= QUOTED PASSAGE =
+---+

We all have friends that do this, but you know that friend you have who always does this: who asks you a question about your life in a voice carefully modulated with just the right amount of pity and concern, the one who can barely hold back her excitement as she prepares to hear a woeful answer? The one who nods sympathetically and cocks her head just so, even before you begin speaking? Imagine her.
I'm surrounded by her this week. She comes in shades of exaggeration and grades of concern but it's like I've entered the funhouse mirror room at the traveling carnival. There are a gazbillion reflections of her, that friend. The skinny, straightforward versions just want to make sure I'm okay. The distorted, ugly ones expect to hear of turmoil and forgotten items and missed deadlines. They all ask in varying tones and degrees of head-cock: "how is it to be back at work?"
To the versions I've smiled at and to the trollish naysayers I've disappointed the answer has been the same:
As it turns out, getting three kids out the door is only marginally crazier than getting (my first) two kids out the door. And returning to work after being home with my baby isn't hard when I enjoy work, am fortunate to work in a near-stress-free environment, and have as much access to him throughout the day as he or I wants.
And the lactation room where I go pump milk for the babe is so comfy (upholstered armchair in a key-access-only small, quiet, private, single-user converted broom closet with a wall cheerfully covered in photographs of users' and alumnae's babies' faces), I've been setting the alarm on my cell phone to wake me from my naps when I'm done and need to return to my desk.

+---+

= DATASET SECTION =

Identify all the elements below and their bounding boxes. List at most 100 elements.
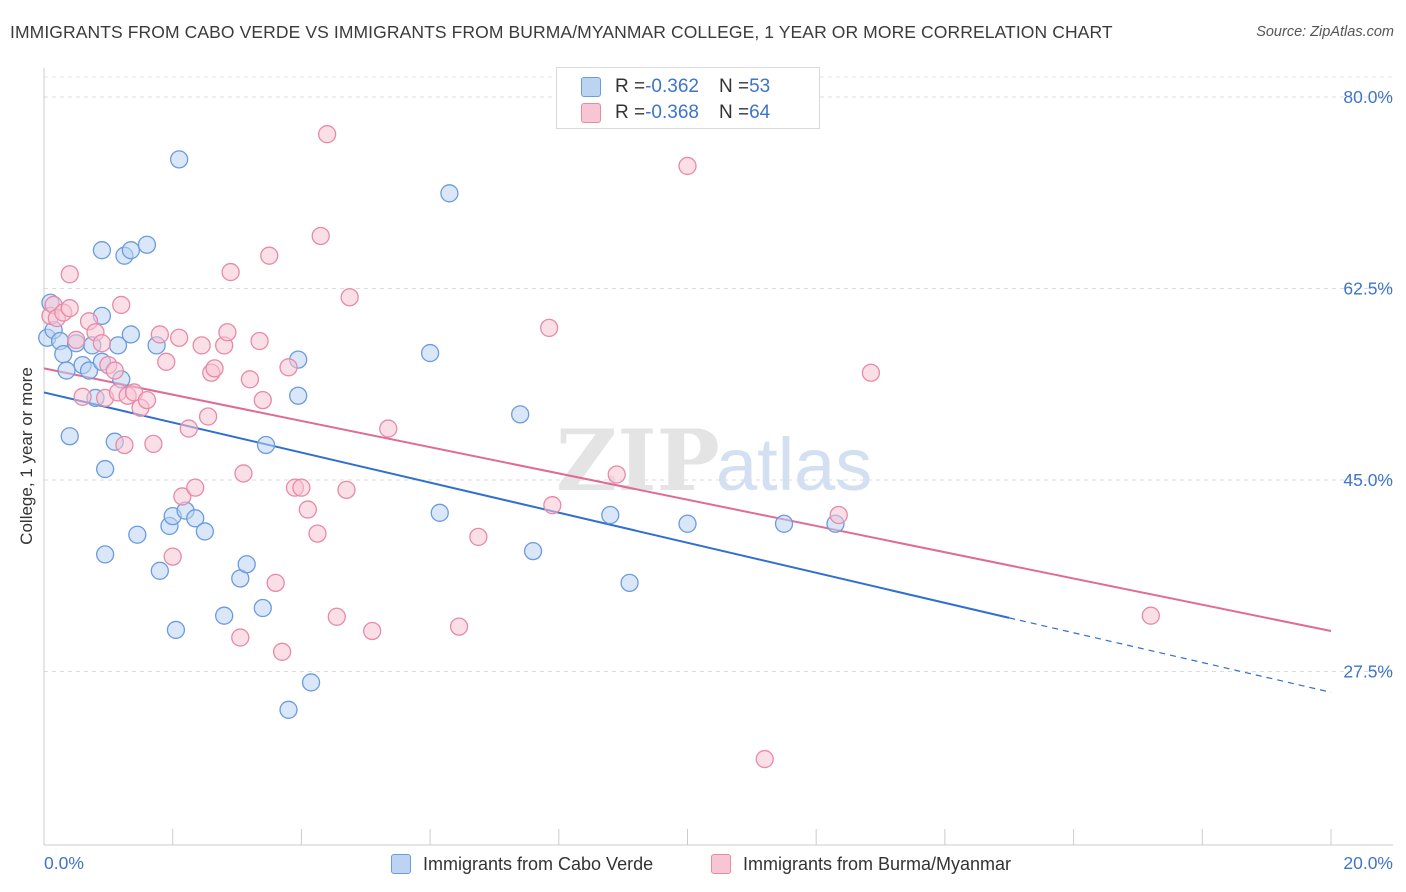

+---+

= TO BE DONE =
1. Reproduce, word for word, the stretch of the essay on returning to work from "We all have" through "speaking? Imagine her.".
2. Condense the paragraph of the essay on returning to work that begins "As it turns out, getting three kids" into a short bulleted list that keeps its main facts.
The listing has no connection to the essay on returning to work.

= ANSWERS TO THE TASKS =
1.
We all have friends that do this, but you know that friend you have who always does this: who asks you a question about your life in a voice carefully modulated with just the right amount of pity and concern, the one who can barely hold back her excitement as she prepares to hear a woeful answer? The one who nods sympathetically and cocks her head just so, even before you begin speaking? Imagine her.

2.
- Getting three kids out the door is only marginally crazier than getting two out.
- Returning to work after being home with the baby isn't hard, because:
  - the writer enjoys the work
  - the workplace is nearly stress-free
  - the writer and the baby have as much access to each other during the day as either wants